Where a line of the listing below includes the word "Trades", reproduce that line.

Information shown:
──────────────────────────────

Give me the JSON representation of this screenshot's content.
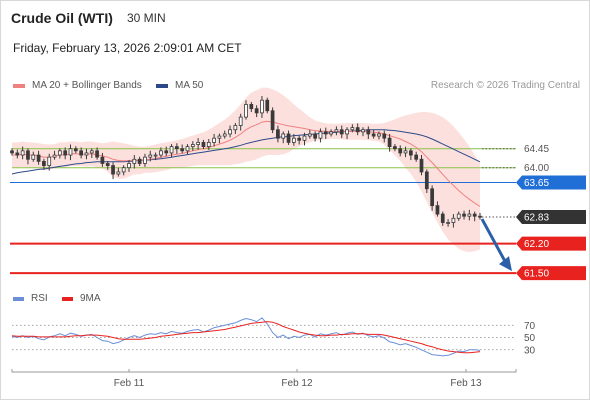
{
  "header": {
    "instrument": "Crude Oil (WTI)",
    "timeframe": "30 MIN",
    "datetime": "Friday, February 13, 2026 2:09:01 AM CET"
  },
  "legend": {
    "ma20_label": "MA 20 + Bollinger Bands",
    "ma50_label": "MA 50",
    "credit": "Research © 2026 Trading Central",
    "rsi_label": "RSI",
    "ma9_label": "9MA"
  },
  "colors": {
    "ma20": "#f08080",
    "ma50": "#2c4a8a",
    "bollinger_fill": "#fbd5d2",
    "candle": "#3a3a3a",
    "green_levels": "#8bc34a",
    "blue_level": "#1f6fd6",
    "red_levels": "#e8231f",
    "arrow": "#2c5fa8",
    "rsi": "#6a8fd8",
    "ma9": "#e8231f"
  },
  "chart_data": [
    {
      "type": "line",
      "title": "Crude Oil (WTI)",
      "x_ticks": [
        "Feb 11",
        "Feb 12",
        "Feb 13"
      ],
      "ylim": [
        61.1,
        65.7
      ],
      "levels": [
        {
          "value": 64.45,
          "label": "64.45",
          "kind": "resistance",
          "color": "green"
        },
        {
          "value": 64.0,
          "label": "64.00",
          "kind": "resistance",
          "color": "green"
        },
        {
          "value": 63.65,
          "label": "63.65",
          "kind": "pivot",
          "color": "blue"
        },
        {
          "value": 62.83,
          "label": "62.83",
          "kind": "last",
          "color": "dark"
        },
        {
          "value": 62.2,
          "label": "62.20",
          "kind": "target",
          "color": "red"
        },
        {
          "value": 61.5,
          "label": "61.50",
          "kind": "target",
          "color": "red"
        }
      ],
      "close": [
        64.35,
        64.3,
        64.4,
        64.2,
        64.3,
        64.15,
        64.05,
        64.25,
        64.3,
        64.4,
        64.3,
        64.45,
        64.4,
        64.3,
        64.35,
        64.4,
        64.25,
        64.1,
        64.05,
        63.85,
        63.9,
        64.0,
        64.1,
        64.2,
        64.1,
        64.25,
        64.3,
        64.3,
        64.4,
        64.35,
        64.5,
        64.45,
        64.4,
        64.5,
        64.55,
        64.6,
        64.5,
        64.6,
        64.7,
        64.75,
        64.8,
        64.9,
        65.0,
        65.2,
        65.5,
        65.4,
        65.3,
        65.6,
        65.35,
        64.9,
        64.7,
        64.8,
        64.6,
        64.7,
        64.65,
        64.75,
        64.8,
        64.7,
        64.85,
        64.8,
        64.85,
        64.9,
        64.8,
        64.9,
        64.95,
        64.85,
        64.9,
        64.8,
        64.75,
        64.8,
        64.7,
        64.5,
        64.45,
        64.35,
        64.4,
        64.3,
        64.2,
        63.9,
        63.5,
        63.1,
        62.9,
        62.7,
        62.7,
        62.8,
        62.9,
        62.85,
        62.9,
        62.85,
        62.83
      ],
      "ma20": [
        64.3,
        64.3,
        64.32,
        64.3,
        64.3,
        64.28,
        64.25,
        64.25,
        64.27,
        64.3,
        64.3,
        64.33,
        64.33,
        64.32,
        64.32,
        64.33,
        64.3,
        64.28,
        64.25,
        64.2,
        64.17,
        64.16,
        64.17,
        64.18,
        64.17,
        64.19,
        64.2,
        64.22,
        64.25,
        64.27,
        64.3,
        64.32,
        64.34,
        64.37,
        64.4,
        64.43,
        64.45,
        64.48,
        64.52,
        64.56,
        64.6,
        64.65,
        64.72,
        64.8,
        64.9,
        64.97,
        65.02,
        65.08,
        65.1,
        65.08,
        65.05,
        65.02,
        64.99,
        64.97,
        64.95,
        64.93,
        64.9,
        64.88,
        64.87,
        64.86,
        64.86,
        64.86,
        64.86,
        64.86,
        64.86,
        64.86,
        64.86,
        64.85,
        64.84,
        64.83,
        64.8,
        64.76,
        64.72,
        64.68,
        64.62,
        64.56,
        64.48,
        64.38,
        64.25,
        64.12,
        63.98,
        63.84,
        63.7,
        63.58,
        63.46,
        63.35,
        63.25,
        63.16,
        63.08
      ],
      "bb_upper": [
        64.6,
        64.6,
        64.62,
        64.6,
        64.6,
        64.58,
        64.56,
        64.55,
        64.56,
        64.6,
        64.6,
        64.62,
        64.62,
        64.6,
        64.62,
        64.62,
        64.6,
        64.58,
        64.6,
        64.62,
        64.6,
        64.58,
        64.55,
        64.52,
        64.5,
        64.5,
        64.52,
        64.55,
        64.58,
        64.6,
        64.62,
        64.65,
        64.68,
        64.72,
        64.76,
        64.8,
        64.84,
        64.9,
        64.98,
        65.06,
        65.14,
        65.24,
        65.36,
        65.5,
        65.66,
        65.78,
        65.84,
        65.9,
        65.9,
        65.86,
        65.8,
        65.72,
        65.62,
        65.5,
        65.4,
        65.3,
        65.2,
        65.12,
        65.08,
        65.05,
        65.04,
        65.04,
        65.05,
        65.06,
        65.06,
        65.06,
        65.06,
        65.05,
        65.04,
        65.04,
        65.06,
        65.1,
        65.15,
        65.2,
        65.24,
        65.27,
        65.3,
        65.32,
        65.32,
        65.3,
        65.26,
        65.2,
        65.1,
        64.98,
        64.84,
        64.68,
        64.5,
        64.3,
        64.1
      ],
      "bb_lower": [
        64.0,
        64.0,
        64.02,
        64.0,
        64.0,
        63.98,
        63.94,
        63.95,
        63.98,
        64.0,
        64.0,
        64.04,
        64.04,
        64.04,
        64.02,
        64.04,
        64.0,
        63.98,
        63.9,
        63.78,
        63.74,
        63.74,
        63.79,
        63.84,
        63.84,
        63.88,
        63.88,
        63.89,
        63.92,
        63.94,
        63.98,
        63.99,
        64.0,
        64.02,
        64.04,
        64.06,
        64.06,
        64.06,
        64.06,
        64.06,
        64.06,
        64.06,
        64.08,
        64.1,
        64.14,
        64.16,
        64.2,
        64.26,
        64.3,
        64.3,
        64.3,
        64.32,
        64.36,
        64.44,
        64.5,
        64.56,
        64.6,
        64.64,
        64.66,
        64.67,
        64.68,
        64.68,
        64.67,
        64.66,
        64.66,
        64.66,
        64.66,
        64.65,
        64.64,
        64.62,
        64.54,
        64.42,
        64.29,
        64.16,
        64.0,
        63.85,
        63.66,
        63.44,
        63.18,
        62.94,
        62.7,
        62.48,
        62.3,
        62.18,
        62.08,
        62.02,
        62.0,
        62.02,
        62.06
      ],
      "ma50": [
        63.85,
        63.88,
        63.9,
        63.92,
        63.94,
        63.96,
        63.97,
        63.99,
        64.01,
        64.03,
        64.05,
        64.07,
        64.09,
        64.1,
        64.12,
        64.13,
        64.14,
        64.14,
        64.14,
        64.14,
        64.14,
        64.14,
        64.15,
        64.16,
        64.17,
        64.18,
        64.19,
        64.2,
        64.21,
        64.23,
        64.25,
        64.27,
        64.29,
        64.31,
        64.33,
        64.35,
        64.37,
        64.39,
        64.41,
        64.43,
        64.45,
        64.47,
        64.5,
        64.53,
        64.57,
        64.6,
        64.63,
        64.66,
        64.68,
        64.7,
        64.72,
        64.73,
        64.74,
        64.76,
        64.77,
        64.78,
        64.79,
        64.8,
        64.81,
        64.82,
        64.83,
        64.84,
        64.85,
        64.86,
        64.87,
        64.88,
        64.89,
        64.9,
        64.9,
        64.9,
        64.9,
        64.89,
        64.88,
        64.86,
        64.84,
        64.82,
        64.8,
        64.77,
        64.73,
        64.68,
        64.62,
        64.56,
        64.5,
        64.44,
        64.38,
        64.32,
        64.26,
        64.2,
        64.14
      ]
    },
    {
      "type": "line",
      "ylim": [
        10,
        90
      ],
      "y_ticks": [
        70,
        50,
        30
      ],
      "series": [
        {
          "name": "RSI",
          "values": [
            52,
            50,
            53,
            50,
            52,
            48,
            46,
            51,
            53,
            56,
            53,
            57,
            55,
            52,
            54,
            55,
            50,
            45,
            44,
            40,
            42,
            46,
            50,
            53,
            50,
            54,
            56,
            55,
            58,
            56,
            60,
            58,
            57,
            60,
            62,
            63,
            59,
            62,
            66,
            68,
            70,
            72,
            74,
            78,
            81,
            79,
            76,
            82,
            72,
            58,
            50,
            54,
            48,
            52,
            50,
            54,
            55,
            51,
            56,
            54,
            56,
            58,
            54,
            57,
            59,
            55,
            57,
            53,
            51,
            53,
            49,
            43,
            41,
            38,
            40,
            37,
            34,
            30,
            26,
            22,
            21,
            20,
            21,
            24,
            28,
            27,
            30,
            30,
            29
          ]
        },
        {
          "name": "9MA",
          "values": [
            53,
            52,
            52,
            52,
            52,
            51,
            51,
            51,
            51,
            51,
            51,
            52,
            53,
            53,
            54,
            54,
            54,
            53,
            52,
            50,
            48,
            47,
            47,
            47,
            47,
            48,
            49,
            50,
            52,
            53,
            54,
            55,
            56,
            57,
            58,
            58,
            59,
            60,
            61,
            62,
            63,
            65,
            67,
            69,
            71,
            73,
            74,
            75,
            76,
            75,
            72,
            68,
            65,
            62,
            59,
            57,
            55,
            54,
            53,
            53,
            54,
            54,
            55,
            55,
            56,
            56,
            56,
            55,
            55,
            55,
            54,
            52,
            50,
            48,
            46,
            44,
            42,
            40,
            37,
            35,
            32,
            30,
            28,
            27,
            26,
            25,
            25,
            26,
            27
          ]
        }
      ]
    }
  ]
}
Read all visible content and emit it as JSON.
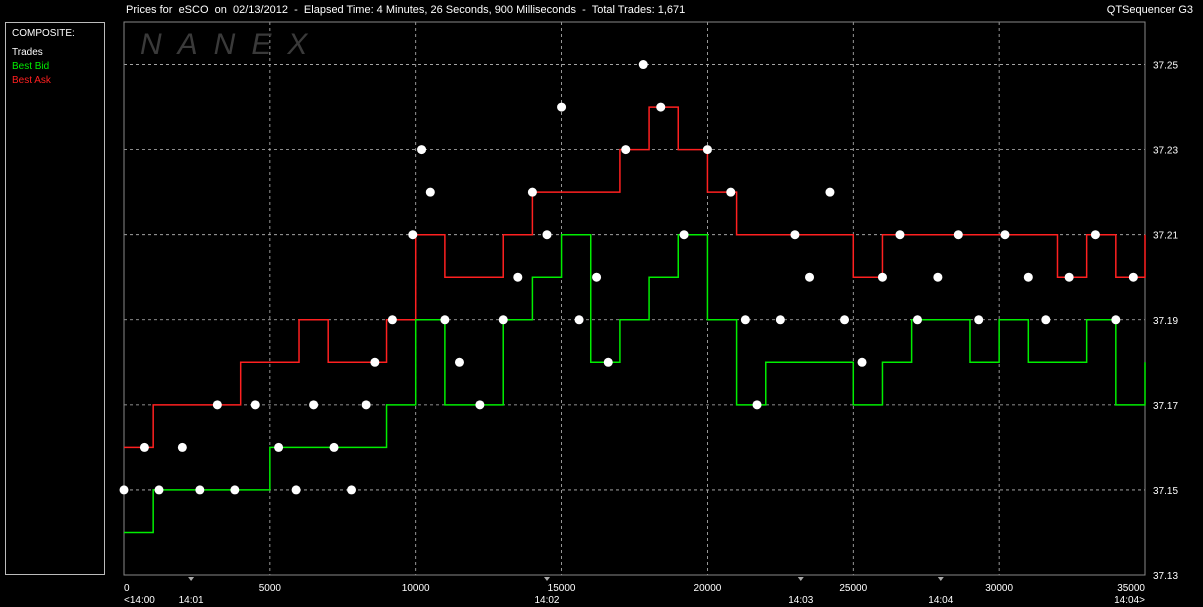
{
  "header": {
    "title": "Prices for  eSCO  on  02/13/2012  -  Elapsed Time: 4 Minutes, 26 Seconds, 900 Milliseconds  -  Total Trades: 1,671",
    "app": "QTSequencer G3"
  },
  "legend": {
    "title": "COMPOSITE:",
    "items": [
      {
        "label": "Trades",
        "color": "#ffffff"
      },
      {
        "label": "Best Bid",
        "color": "#00ee00"
      },
      {
        "label": "Best Ask",
        "color": "#ff2020"
      }
    ]
  },
  "watermark": "NANEX",
  "chart_data": {
    "type": "line",
    "title": "",
    "xlabel": "",
    "ylabel": "",
    "xlim": [
      0,
      35000
    ],
    "ylim": [
      37.13,
      37.26
    ],
    "grid": true,
    "x_ticks": [
      "0",
      "5000",
      "10000",
      "15000",
      "20000",
      "25000",
      "30000",
      "35000"
    ],
    "y_ticks": [
      "37.13",
      "37.15",
      "37.17",
      "37.19",
      "37.21",
      "37.23",
      "37.25"
    ],
    "time_labels": [
      {
        "x": 0,
        "label": "<14:00"
      },
      {
        "x": 2300,
        "label": "14:01"
      },
      {
        "x": 14500,
        "label": "14:02"
      },
      {
        "x": 23200,
        "label": "14:03"
      },
      {
        "x": 28000,
        "label": "14:04"
      },
      {
        "x": 35000,
        "label": "14:04>"
      }
    ],
    "series": [
      {
        "name": "Best Ask",
        "color": "#ff2020",
        "x": [
          0,
          1000,
          2000,
          3000,
          4000,
          5000,
          6000,
          7000,
          8000,
          9000,
          10000,
          11000,
          12000,
          13000,
          14000,
          15000,
          16000,
          17000,
          18000,
          19000,
          20000,
          21000,
          22000,
          23000,
          24000,
          25000,
          26000,
          27000,
          28000,
          29000,
          30000,
          31000,
          32000,
          33000,
          34000,
          35000
        ],
        "values": [
          37.16,
          37.17,
          37.17,
          37.17,
          37.18,
          37.18,
          37.19,
          37.18,
          37.18,
          37.19,
          37.21,
          37.2,
          37.2,
          37.21,
          37.22,
          37.22,
          37.22,
          37.23,
          37.24,
          37.23,
          37.22,
          37.21,
          37.21,
          37.21,
          37.21,
          37.2,
          37.21,
          37.21,
          37.21,
          37.21,
          37.21,
          37.21,
          37.2,
          37.21,
          37.2,
          37.21
        ]
      },
      {
        "name": "Best Bid",
        "color": "#00ee00",
        "x": [
          0,
          1000,
          2000,
          3000,
          4000,
          5000,
          6000,
          7000,
          8000,
          9000,
          10000,
          11000,
          12000,
          13000,
          14000,
          15000,
          16000,
          17000,
          18000,
          19000,
          20000,
          21000,
          22000,
          23000,
          24000,
          25000,
          26000,
          27000,
          28000,
          29000,
          30000,
          31000,
          32000,
          33000,
          34000,
          35000
        ],
        "values": [
          37.14,
          37.15,
          37.15,
          37.15,
          37.15,
          37.16,
          37.16,
          37.16,
          37.16,
          37.17,
          37.19,
          37.17,
          37.17,
          37.19,
          37.2,
          37.21,
          37.18,
          37.19,
          37.2,
          37.21,
          37.19,
          37.17,
          37.18,
          37.18,
          37.18,
          37.17,
          37.18,
          37.19,
          37.19,
          37.18,
          37.19,
          37.18,
          37.18,
          37.19,
          37.17,
          37.18
        ]
      },
      {
        "name": "Trades",
        "color": "#ffffff",
        "x": [
          0,
          700,
          1200,
          2000,
          2600,
          3200,
          3800,
          4500,
          5300,
          5900,
          6500,
          7200,
          7800,
          8300,
          8600,
          9200,
          9900,
          10200,
          10500,
          11000,
          11500,
          12200,
          13000,
          13500,
          14000,
          14500,
          15000,
          15600,
          16200,
          16600,
          17200,
          17800,
          18400,
          19200,
          20000,
          20800,
          21300,
          21700,
          22500,
          23000,
          23500,
          24200,
          24700,
          25300,
          26000,
          26600,
          27200,
          27900,
          28600,
          29300,
          30200,
          31000,
          31600,
          32400,
          33300,
          34000,
          34600
        ],
        "values": [
          37.15,
          37.16,
          37.15,
          37.16,
          37.15,
          37.17,
          37.15,
          37.17,
          37.16,
          37.15,
          37.17,
          37.16,
          37.15,
          37.17,
          37.18,
          37.19,
          37.21,
          37.23,
          37.22,
          37.19,
          37.18,
          37.17,
          37.19,
          37.2,
          37.22,
          37.21,
          37.24,
          37.19,
          37.2,
          37.18,
          37.23,
          37.25,
          37.24,
          37.21,
          37.23,
          37.22,
          37.19,
          37.17,
          37.19,
          37.21,
          37.2,
          37.22,
          37.19,
          37.18,
          37.2,
          37.21,
          37.19,
          37.2,
          37.21,
          37.19,
          37.21,
          37.2,
          37.19,
          37.2,
          37.21,
          37.19,
          37.2
        ]
      }
    ]
  }
}
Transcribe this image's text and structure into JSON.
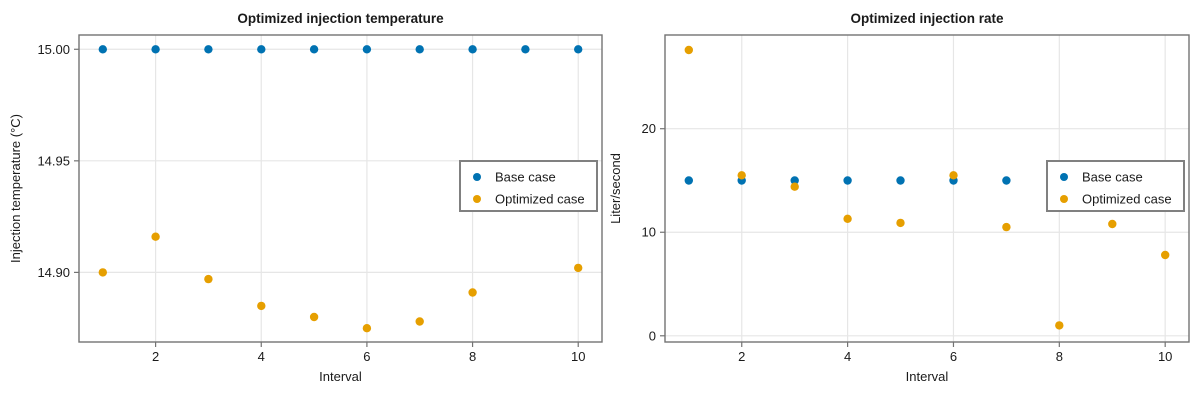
{
  "figure": {
    "background": "#ffffff"
  },
  "colors": {
    "base_case": "#0072B2",
    "optimized_case": "#E69F00",
    "frame": "#737373",
    "grid": "#e6e6e6",
    "tick_label": "#1a1a1a",
    "title": "#000000",
    "legend_border": "#808080",
    "legend_background": "#ffffff"
  },
  "legend": {
    "entries": [
      "Base case",
      "Optimized case"
    ]
  },
  "chart_data": [
    {
      "type": "scatter",
      "title": "Optimized injection temperature",
      "xlabel": "Interval",
      "ylabel": "Injection temperature (°C)",
      "xlim": [
        0.55,
        10.45
      ],
      "ylim": [
        14.8688,
        15.0064
      ],
      "grid": true,
      "xticks": [
        2,
        4,
        6,
        8,
        10
      ],
      "xtick_labels": [
        "2",
        "4",
        "6",
        "8",
        "10"
      ],
      "yticks": [
        15.0,
        14.95,
        14.9
      ],
      "ytick_labels": [
        "15.00",
        "14.95",
        "14.90"
      ],
      "legend_position": "right-center",
      "series": [
        {
          "name": "Base case",
          "color_key": "base_case",
          "x": [
            1,
            2,
            3,
            4,
            5,
            6,
            7,
            8,
            9,
            10
          ],
          "y": [
            15.0,
            15.0,
            15.0,
            15.0,
            15.0,
            15.0,
            15.0,
            15.0,
            15.0,
            15.0
          ]
        },
        {
          "name": "Optimized case",
          "color_key": "optimized_case",
          "x": [
            1,
            2,
            3,
            4,
            5,
            6,
            7,
            8,
            9,
            10
          ],
          "y": [
            14.9,
            14.916,
            14.897,
            14.885,
            14.88,
            14.875,
            14.878,
            14.891,
            14.93,
            14.902
          ]
        }
      ]
    },
    {
      "type": "scatter",
      "title": "Optimized injection rate",
      "xlabel": "Interval",
      "ylabel": "Liter/second",
      "xlim": [
        0.55,
        10.45
      ],
      "ylim": [
        -0.6,
        29.05
      ],
      "grid": true,
      "xticks": [
        2,
        4,
        6,
        8,
        10
      ],
      "xtick_labels": [
        "2",
        "4",
        "6",
        "8",
        "10"
      ],
      "yticks": [
        0,
        10,
        20
      ],
      "ytick_labels": [
        "0",
        "10",
        "20"
      ],
      "legend_position": "right-center",
      "series": [
        {
          "name": "Base case",
          "color_key": "base_case",
          "x": [
            1,
            2,
            3,
            4,
            5,
            6,
            7,
            8,
            9,
            10
          ],
          "y": [
            15.0,
            15.0,
            15.0,
            15.0,
            15.0,
            15.0,
            15.0,
            15.0,
            15.0,
            15.0
          ]
        },
        {
          "name": "Optimized case",
          "color_key": "optimized_case",
          "x": [
            1,
            2,
            3,
            4,
            5,
            6,
            7,
            8,
            9,
            10
          ],
          "y": [
            27.6,
            15.5,
            14.4,
            11.3,
            10.9,
            15.5,
            10.5,
            1.0,
            10.8,
            7.8
          ]
        }
      ]
    }
  ]
}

──────────────────────────────

Task output:
    "title": "Prices for  eSCO  on  02/13/2012  -  Elapsed Time: 4 Minutes, 26 Seconds, 900 Milliseconds  -  Total Trades: 1,671",
        "label": "Trades",
        "name": "Trades",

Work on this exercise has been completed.